__Problem description__
Within the listing below, locate all lines containing the word "الـذى". Copy each one.

Items from a data source
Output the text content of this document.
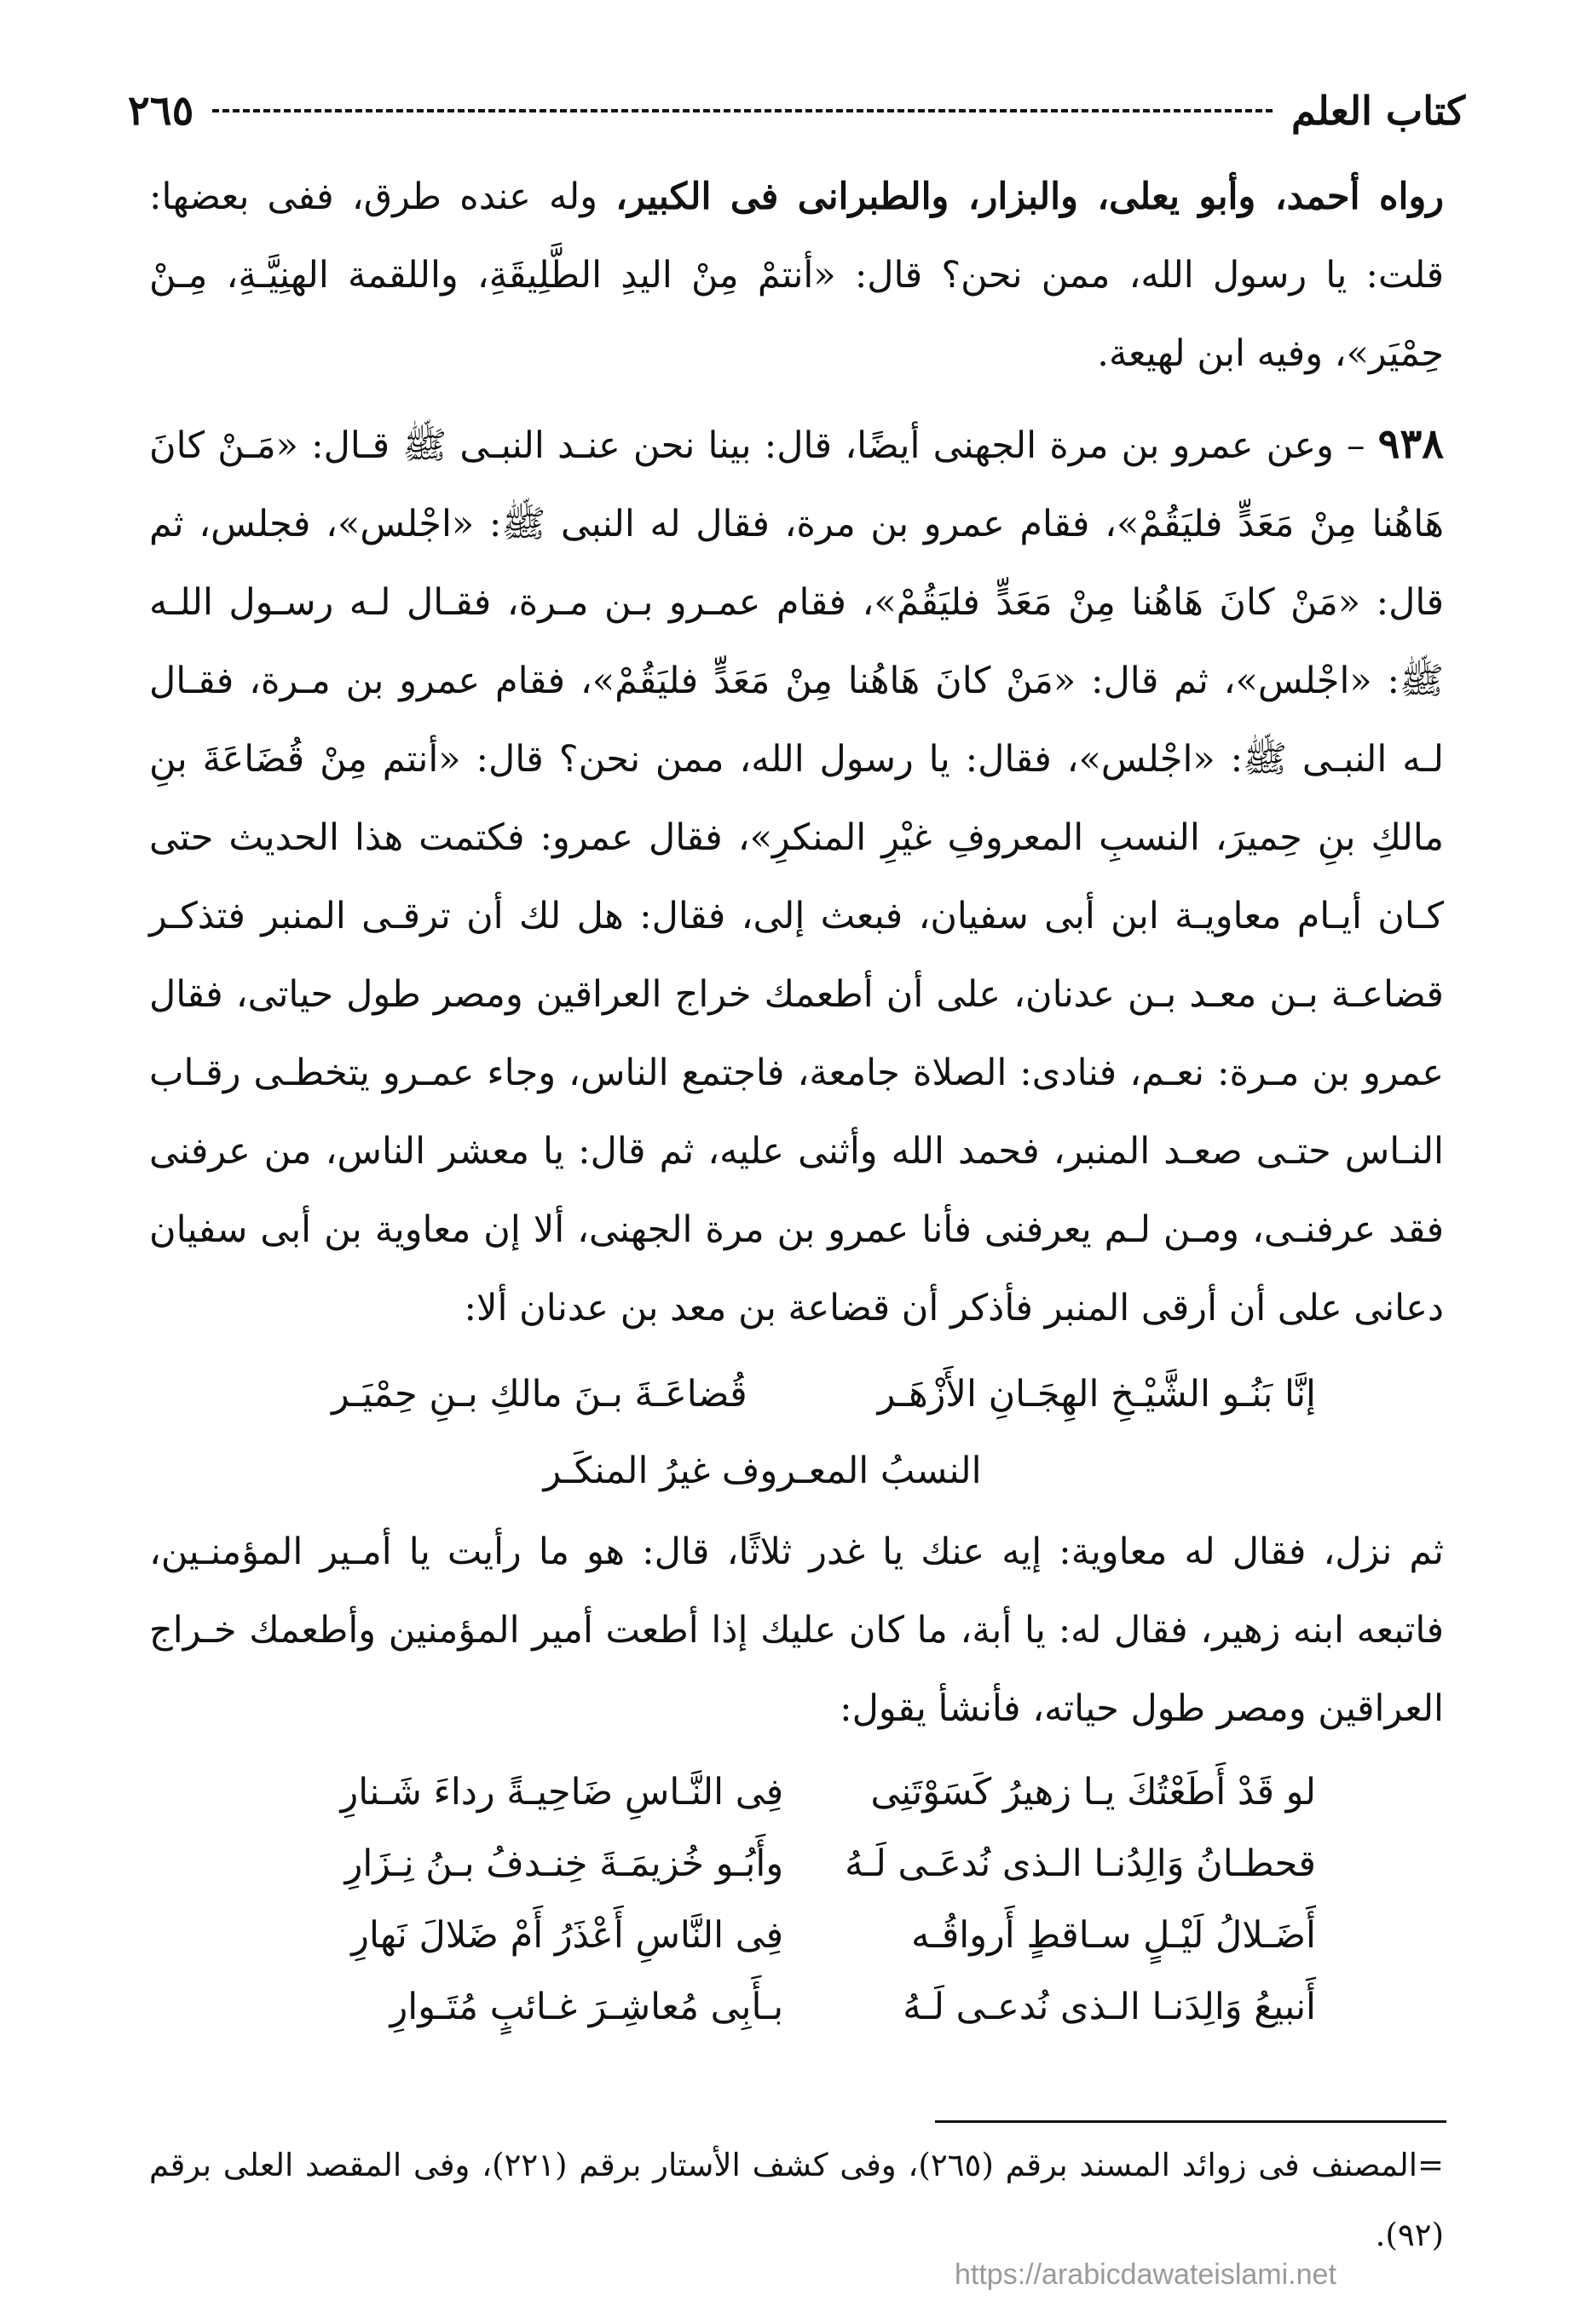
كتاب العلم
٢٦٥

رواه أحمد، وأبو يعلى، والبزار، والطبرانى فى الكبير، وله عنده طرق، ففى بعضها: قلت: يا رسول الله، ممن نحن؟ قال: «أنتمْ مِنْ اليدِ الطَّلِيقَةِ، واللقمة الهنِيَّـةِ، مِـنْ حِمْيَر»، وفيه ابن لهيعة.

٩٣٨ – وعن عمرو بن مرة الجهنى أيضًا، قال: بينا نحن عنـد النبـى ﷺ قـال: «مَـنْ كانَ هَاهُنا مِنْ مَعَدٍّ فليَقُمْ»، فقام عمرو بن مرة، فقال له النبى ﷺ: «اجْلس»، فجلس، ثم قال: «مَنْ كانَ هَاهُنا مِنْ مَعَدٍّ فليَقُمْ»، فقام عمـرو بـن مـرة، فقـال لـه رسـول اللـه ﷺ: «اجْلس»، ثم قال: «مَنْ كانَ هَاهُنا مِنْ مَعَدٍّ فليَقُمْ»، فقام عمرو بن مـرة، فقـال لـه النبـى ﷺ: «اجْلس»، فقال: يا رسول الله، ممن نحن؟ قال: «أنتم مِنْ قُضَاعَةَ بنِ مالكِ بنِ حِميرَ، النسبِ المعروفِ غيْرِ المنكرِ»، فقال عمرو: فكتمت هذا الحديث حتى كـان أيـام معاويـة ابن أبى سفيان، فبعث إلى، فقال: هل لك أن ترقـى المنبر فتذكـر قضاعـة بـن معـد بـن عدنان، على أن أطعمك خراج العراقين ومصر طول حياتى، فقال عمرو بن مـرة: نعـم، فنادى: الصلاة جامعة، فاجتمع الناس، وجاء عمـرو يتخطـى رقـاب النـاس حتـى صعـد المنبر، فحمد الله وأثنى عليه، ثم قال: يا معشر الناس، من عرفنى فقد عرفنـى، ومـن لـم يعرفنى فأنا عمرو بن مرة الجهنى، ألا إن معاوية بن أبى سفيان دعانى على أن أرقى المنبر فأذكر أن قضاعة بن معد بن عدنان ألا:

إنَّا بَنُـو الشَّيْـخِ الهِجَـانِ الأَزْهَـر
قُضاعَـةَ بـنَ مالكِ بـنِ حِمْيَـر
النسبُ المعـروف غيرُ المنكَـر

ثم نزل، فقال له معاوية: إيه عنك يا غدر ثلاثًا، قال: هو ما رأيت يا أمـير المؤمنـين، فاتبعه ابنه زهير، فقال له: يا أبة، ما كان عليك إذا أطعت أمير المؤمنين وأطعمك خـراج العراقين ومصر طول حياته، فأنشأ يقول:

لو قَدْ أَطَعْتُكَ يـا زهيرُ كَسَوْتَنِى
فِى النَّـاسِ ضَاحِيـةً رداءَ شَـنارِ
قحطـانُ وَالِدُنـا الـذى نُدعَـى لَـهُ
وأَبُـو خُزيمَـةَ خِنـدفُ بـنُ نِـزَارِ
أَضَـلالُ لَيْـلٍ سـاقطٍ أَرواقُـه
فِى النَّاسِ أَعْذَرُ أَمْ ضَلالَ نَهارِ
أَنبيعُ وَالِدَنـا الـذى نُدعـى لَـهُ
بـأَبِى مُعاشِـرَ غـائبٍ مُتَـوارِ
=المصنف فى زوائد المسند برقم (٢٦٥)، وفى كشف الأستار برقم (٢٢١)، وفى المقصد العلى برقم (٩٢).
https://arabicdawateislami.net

__Full response__
قحطـانُ وَالِدُنـا الـذى نُدعَـى لَـهُ
أَنبيعُ وَالِدَنـا الـذى نُدعـى لَـهُ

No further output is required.